Write the records out again exactly, leaving no images in.
-- start TASK INPUT --
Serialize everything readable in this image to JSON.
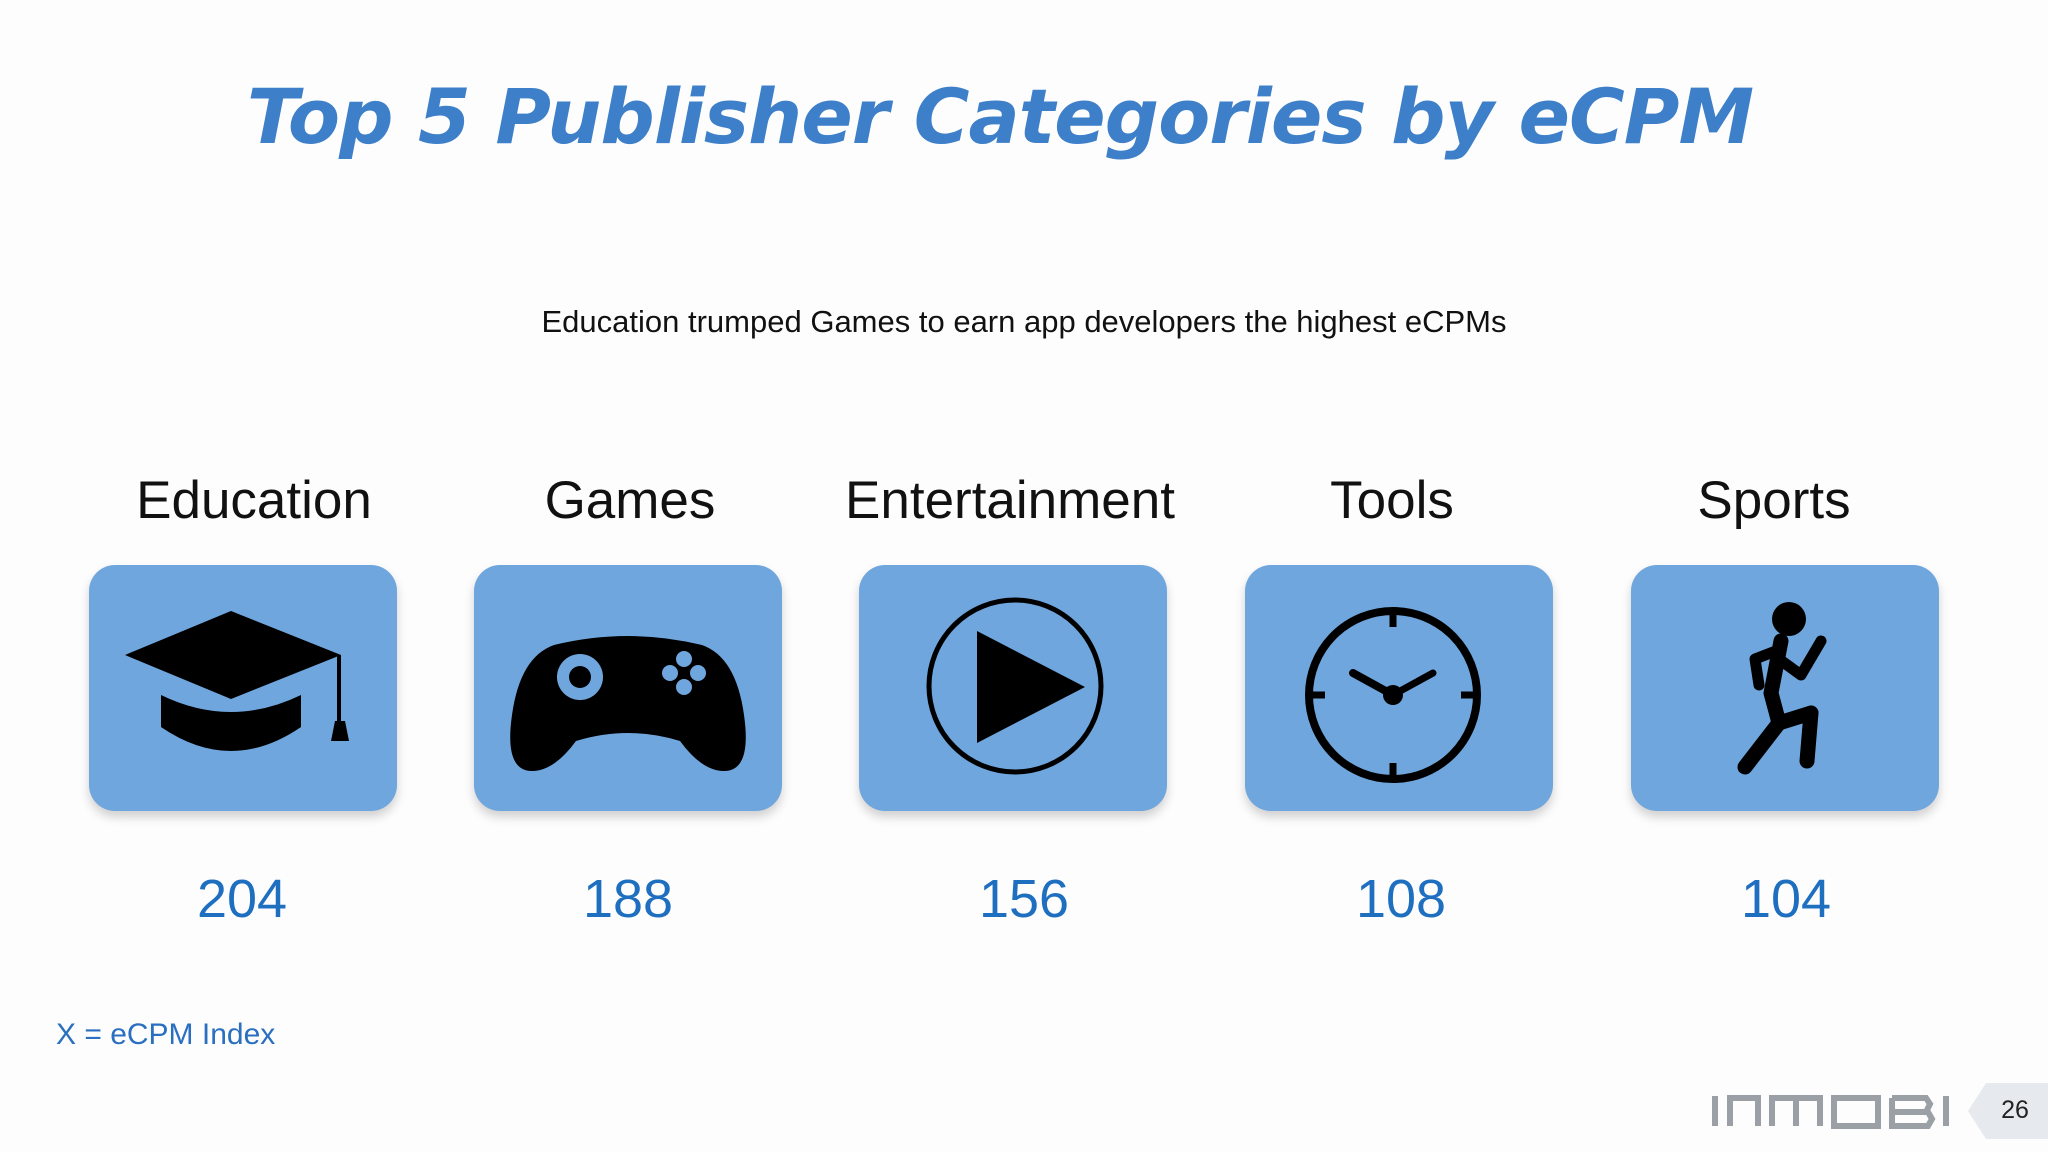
{
  "title": "Top 5 Publisher Categories by eCPM",
  "subtitle": "Education trumped Games to earn app developers the highest eCPMs",
  "categories": [
    {
      "label": "Education",
      "icon": "graduation-cap-icon",
      "value": "204"
    },
    {
      "label": "Games",
      "icon": "gamepad-icon",
      "value": "188"
    },
    {
      "label": "Entertainment",
      "icon": "play-icon",
      "value": "156"
    },
    {
      "label": "Tools",
      "icon": "clock-icon",
      "value": "108"
    },
    {
      "label": "Sports",
      "icon": "runner-icon",
      "value": "104"
    }
  ],
  "footnote": "X = eCPM Index",
  "logo_text": "INMOBI",
  "page_number": "26",
  "colors": {
    "title": "#3d7fc9",
    "tile": "#6fa6dd",
    "value": "#1f6fc0",
    "footnote": "#2a6fc0"
  }
}
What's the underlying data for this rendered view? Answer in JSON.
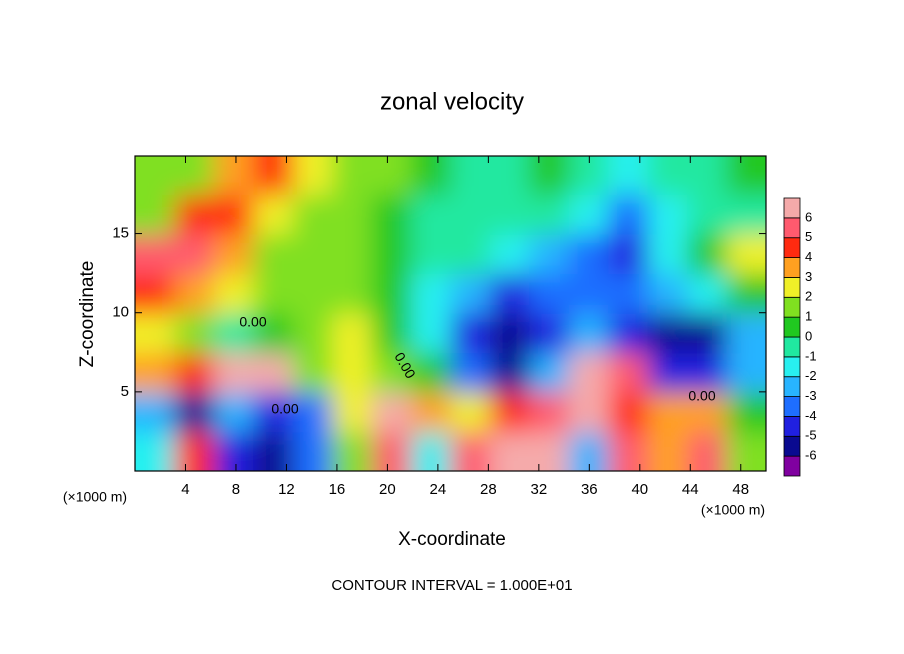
{
  "chart_data": {
    "type": "contour",
    "title": "zonal velocity",
    "x_label": "X-coordinate",
    "y_label": "Z-coordinate",
    "y_unit_label": "(×1000 m)",
    "x_unit_label": "(×1000 m)",
    "footer": "CONTOUR INTERVAL = 1.000E+01",
    "x": [
      1.5625,
      4.6875,
      7.8125,
      10.9375,
      14.0625,
      17.1875,
      20.3125,
      23.4375,
      26.5625,
      29.6875,
      32.8125,
      35.9375,
      39.0625,
      42.1875,
      45.3125,
      48.4375
    ],
    "z": [
      1.25,
      3.75,
      6.25,
      8.75,
      11.25,
      13.75,
      16.25,
      18.75
    ],
    "values": [
      [
        -2,
        4,
        -5,
        -6,
        -4,
        1,
        5,
        -2,
        5,
        6,
        6,
        -3,
        5,
        3,
        5,
        1
      ],
      [
        -3,
        -6,
        -3,
        -5,
        -4,
        2,
        6,
        3,
        2,
        4,
        5,
        6,
        4,
        3,
        3,
        0
      ],
      [
        3,
        4,
        6,
        6,
        1,
        2,
        1,
        0,
        -4,
        -6,
        -3,
        6,
        5,
        -5,
        -5,
        -3
      ],
      [
        2,
        1,
        -1,
        0,
        1,
        2,
        0,
        -2,
        -5,
        -6,
        -5,
        -3,
        -5,
        -6,
        -6,
        -3
      ],
      [
        4,
        3,
        2,
        1,
        1,
        1,
        0,
        -2,
        -3,
        -5,
        -4,
        -4,
        -4,
        -3,
        -2,
        0
      ],
      [
        5,
        5,
        3,
        1,
        1,
        1,
        0,
        -1,
        -1,
        -2,
        -3,
        -4,
        -5,
        -2,
        0,
        2
      ],
      [
        1,
        4,
        4,
        2,
        1,
        1,
        0,
        -1,
        -1,
        -1,
        -1,
        -2,
        -4,
        -2,
        -1,
        -1
      ],
      [
        1,
        1,
        3,
        4,
        2,
        1,
        1,
        0,
        -1,
        -1,
        0,
        -1,
        -2,
        -1,
        -1,
        0
      ]
    ],
    "levels": [
      -6,
      -5,
      -4,
      -3,
      -2,
      -1,
      0,
      1,
      2,
      3,
      4,
      5,
      6
    ],
    "colors": [
      "#8000a0",
      "#0a0a90",
      "#2020e0",
      "#1e6eff",
      "#28b4ff",
      "#28f0f0",
      "#20e8a0",
      "#20c820",
      "#80e020",
      "#f0f028",
      "#ffa020",
      "#ff2a10",
      "#ff5a6e",
      "#f5aaaa"
    ],
    "xlim": [
      0,
      50
    ],
    "ylim": [
      0,
      19.9
    ],
    "xticks": [
      4,
      8,
      12,
      16,
      20,
      24,
      28,
      32,
      36,
      40,
      44,
      48
    ],
    "yticks": [
      5,
      10,
      15
    ],
    "contour_labels": [
      "0.00",
      "0.00",
      "0.00",
      "0.00"
    ]
  }
}
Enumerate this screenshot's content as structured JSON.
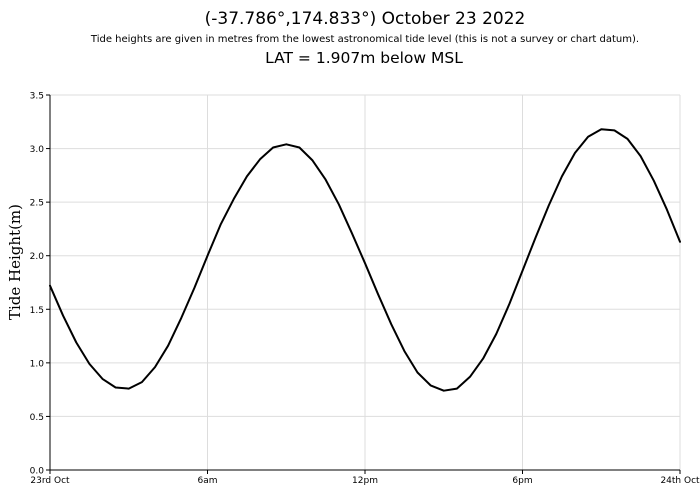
{
  "header": {
    "title": "(-37.786°,174.833°) October 23 2022",
    "subtitle": "Tide heights are given in metres from the lowest astronomical tide level (this is not a survey or chart datum).",
    "lat_note": "LAT = 1.907m below MSL"
  },
  "chart_data": {
    "type": "line",
    "title": "(-37.786°,174.833°) October 23 2022",
    "xlabel": "",
    "ylabel": "Tide Height(m)",
    "xlim": [
      0,
      24
    ],
    "ylim": [
      0,
      3.5
    ],
    "grid": true,
    "legend": "none",
    "x_tick_values": [
      0,
      6,
      12,
      18,
      24
    ],
    "x_tick_labels": [
      "23rd Oct",
      "6am",
      "12pm",
      "6pm",
      "24th Oct"
    ],
    "y_tick_values": [
      0,
      0.5,
      1,
      1.5,
      2,
      2.5,
      3,
      3.5
    ],
    "y_tick_labels": [
      "0.0",
      "0.5",
      "1.0",
      "1.5",
      "2.0",
      "2.5",
      "3.0",
      "3.5"
    ],
    "series": [
      {
        "color": "#000000",
        "x": [
          0,
          0.5,
          1,
          1.5,
          2,
          2.5,
          3,
          3.5,
          4,
          4.5,
          5,
          5.5,
          6,
          6.5,
          7,
          7.5,
          8,
          8.5,
          9,
          9.5,
          10,
          10.5,
          11,
          11.5,
          12,
          12.5,
          13,
          13.5,
          14,
          14.5,
          15,
          15.5,
          16,
          16.5,
          17,
          17.5,
          18,
          18.5,
          19,
          19.5,
          20,
          20.5,
          21,
          21.5,
          22,
          22.5,
          23,
          23.5,
          24
        ],
        "y": [
          1.72,
          1.44,
          1.19,
          0.99,
          0.85,
          0.77,
          0.76,
          0.82,
          0.96,
          1.16,
          1.42,
          1.7,
          2.0,
          2.29,
          2.53,
          2.74,
          2.9,
          3.01,
          3.04,
          3.01,
          2.89,
          2.71,
          2.48,
          2.21,
          1.93,
          1.64,
          1.36,
          1.11,
          0.91,
          0.79,
          0.74,
          0.76,
          0.87,
          1.04,
          1.27,
          1.55,
          1.86,
          2.17,
          2.47,
          2.74,
          2.96,
          3.11,
          3.18,
          3.17,
          3.09,
          2.93,
          2.7,
          2.43,
          2.13
        ]
      }
    ]
  }
}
-- end TASK INPUT --
**COMPLETED EXERCISE**
Serialize everything readable in this image to JSON.
{
  "title": "Top 5 Publisher Categories by eCPM",
  "subtitle": "Education trumped Games to earn app developers the highest eCPMs",
  "categories": [
    {
      "label": "Education",
      "icon": "graduation-cap-icon",
      "value": "204"
    },
    {
      "label": "Games",
      "icon": "gamepad-icon",
      "value": "188"
    },
    {
      "label": "Entertainment",
      "icon": "play-icon",
      "value": "156"
    },
    {
      "label": "Tools",
      "icon": "clock-icon",
      "value": "108"
    },
    {
      "label": "Sports",
      "icon": "runner-icon",
      "value": "104"
    }
  ],
  "footnote": "X = eCPM Index",
  "logo_text": "INMOBI",
  "page_number": "26",
  "colors": {
    "title": "#3d7fc9",
    "tile": "#6fa6dd",
    "value": "#1f6fc0",
    "footnote": "#2a6fc0"
  }
}
What's the underlying data for this rendered view? Answer in JSON.
{
  "chart_data": {
    "type": "contour",
    "title": "zonal velocity",
    "x_label": "X-coordinate",
    "y_label": "Z-coordinate",
    "y_unit_label": "(×1000 m)",
    "x_unit_label": "(×1000 m)",
    "footer": "CONTOUR INTERVAL = 1.000E+01",
    "x": [
      1.5625,
      4.6875,
      7.8125,
      10.9375,
      14.0625,
      17.1875,
      20.3125,
      23.4375,
      26.5625,
      29.6875,
      32.8125,
      35.9375,
      39.0625,
      42.1875,
      45.3125,
      48.4375
    ],
    "z": [
      1.25,
      3.75,
      6.25,
      8.75,
      11.25,
      13.75,
      16.25,
      18.75
    ],
    "values": [
      [
        -2,
        4,
        -5,
        -6,
        -4,
        1,
        5,
        -2,
        5,
        6,
        6,
        -3,
        5,
        3,
        5,
        1
      ],
      [
        -3,
        -6,
        -3,
        -5,
        -4,
        2,
        6,
        3,
        2,
        4,
        5,
        6,
        4,
        3,
        3,
        0
      ],
      [
        3,
        4,
        6,
        6,
        1,
        2,
        1,
        0,
        -4,
        -6,
        -3,
        6,
        5,
        -5,
        -5,
        -3
      ],
      [
        2,
        1,
        -1,
        0,
        1,
        2,
        0,
        -2,
        -5,
        -6,
        -5,
        -3,
        -5,
        -6,
        -6,
        -3
      ],
      [
        4,
        3,
        2,
        1,
        1,
        1,
        0,
        -2,
        -3,
        -5,
        -4,
        -4,
        -4,
        -3,
        -2,
        0
      ],
      [
        5,
        5,
        3,
        1,
        1,
        1,
        0,
        -1,
        -1,
        -2,
        -3,
        -4,
        -5,
        -2,
        0,
        2
      ],
      [
        1,
        4,
        4,
        2,
        1,
        1,
        0,
        -1,
        -1,
        -1,
        -1,
        -2,
        -4,
        -2,
        -1,
        -1
      ],
      [
        1,
        1,
        3,
        4,
        2,
        1,
        1,
        0,
        -1,
        -1,
        0,
        -1,
        -2,
        -1,
        -1,
        0
      ]
    ],
    "levels": [
      -6,
      -5,
      -4,
      -3,
      -2,
      -1,
      0,
      1,
      2,
      3,
      4,
      5,
      6
    ],
    "colors": [
      "#8000a0",
      "#0a0a90",
      "#2020e0",
      "#1e6eff",
      "#28b4ff",
      "#28f0f0",
      "#20e8a0",
      "#20c820",
      "#80e020",
      "#f0f028",
      "#ffa020",
      "#ff2a10",
      "#ff5a6e",
      "#f5aaaa"
    ],
    "xlim": [
      0,
      50
    ],
    "ylim": [
      0,
      19.9
    ],
    "xticks": [
      4,
      8,
      12,
      16,
      20,
      24,
      28,
      32,
      36,
      40,
      44,
      48
    ],
    "yticks": [
      5,
      10,
      15
    ],
    "contour_labels": [
      "0.00",
      "0.00",
      "0.00",
      "0.00"
    ]
  }
}
Enumerate this screenshot's content as structured JSON.
{
  "header": {
    "title": "(-37.786°,174.833°) October 23 2022",
    "subtitle": "Tide heights are given in metres from the lowest astronomical tide level (this is not a survey or chart datum).",
    "lat_note": "LAT = 1.907m below MSL"
  },
  "chart_data": {
    "type": "line",
    "title": "(-37.786°,174.833°) October 23 2022",
    "xlabel": "",
    "ylabel": "Tide Height(m)",
    "xlim": [
      0,
      24
    ],
    "ylim": [
      0,
      3.5
    ],
    "grid": true,
    "legend": "none",
    "x_tick_values": [
      0,
      6,
      12,
      18,
      24
    ],
    "x_tick_labels": [
      "23rd Oct",
      "6am",
      "12pm",
      "6pm",
      "24th Oct"
    ],
    "y_tick_values": [
      0,
      0.5,
      1,
      1.5,
      2,
      2.5,
      3,
      3.5
    ],
    "y_tick_labels": [
      "0.0",
      "0.5",
      "1.0",
      "1.5",
      "2.0",
      "2.5",
      "3.0",
      "3.5"
    ],
    "series": [
      {
        "color": "#000000",
        "x": [
          0,
          0.5,
          1,
          1.5,
          2,
          2.5,
          3,
          3.5,
          4,
          4.5,
          5,
          5.5,
          6,
          6.5,
          7,
          7.5,
          8,
          8.5,
          9,
          9.5,
          10,
          10.5,
          11,
          11.5,
          12,
          12.5,
          13,
          13.5,
          14,
          14.5,
          15,
          15.5,
          16,
          16.5,
          17,
          17.5,
          18,
          18.5,
          19,
          19.5,
          20,
          20.5,
          21,
          21.5,
          22,
          22.5,
          23,
          23.5,
          24
        ],
        "y": [
          1.72,
          1.44,
          1.19,
          0.99,
          0.85,
          0.77,
          0.76,
          0.82,
          0.96,
          1.16,
          1.42,
          1.7,
          2.0,
          2.29,
          2.53,
          2.74,
          2.9,
          3.01,
          3.04,
          3.01,
          2.89,
          2.71,
          2.48,
          2.21,
          1.93,
          1.64,
          1.36,
          1.11,
          0.91,
          0.79,
          0.74,
          0.76,
          0.87,
          1.04,
          1.27,
          1.55,
          1.86,
          2.17,
          2.47,
          2.74,
          2.96,
          3.11,
          3.18,
          3.17,
          3.09,
          2.93,
          2.7,
          2.43,
          2.13
        ]
      }
    ]
  }
}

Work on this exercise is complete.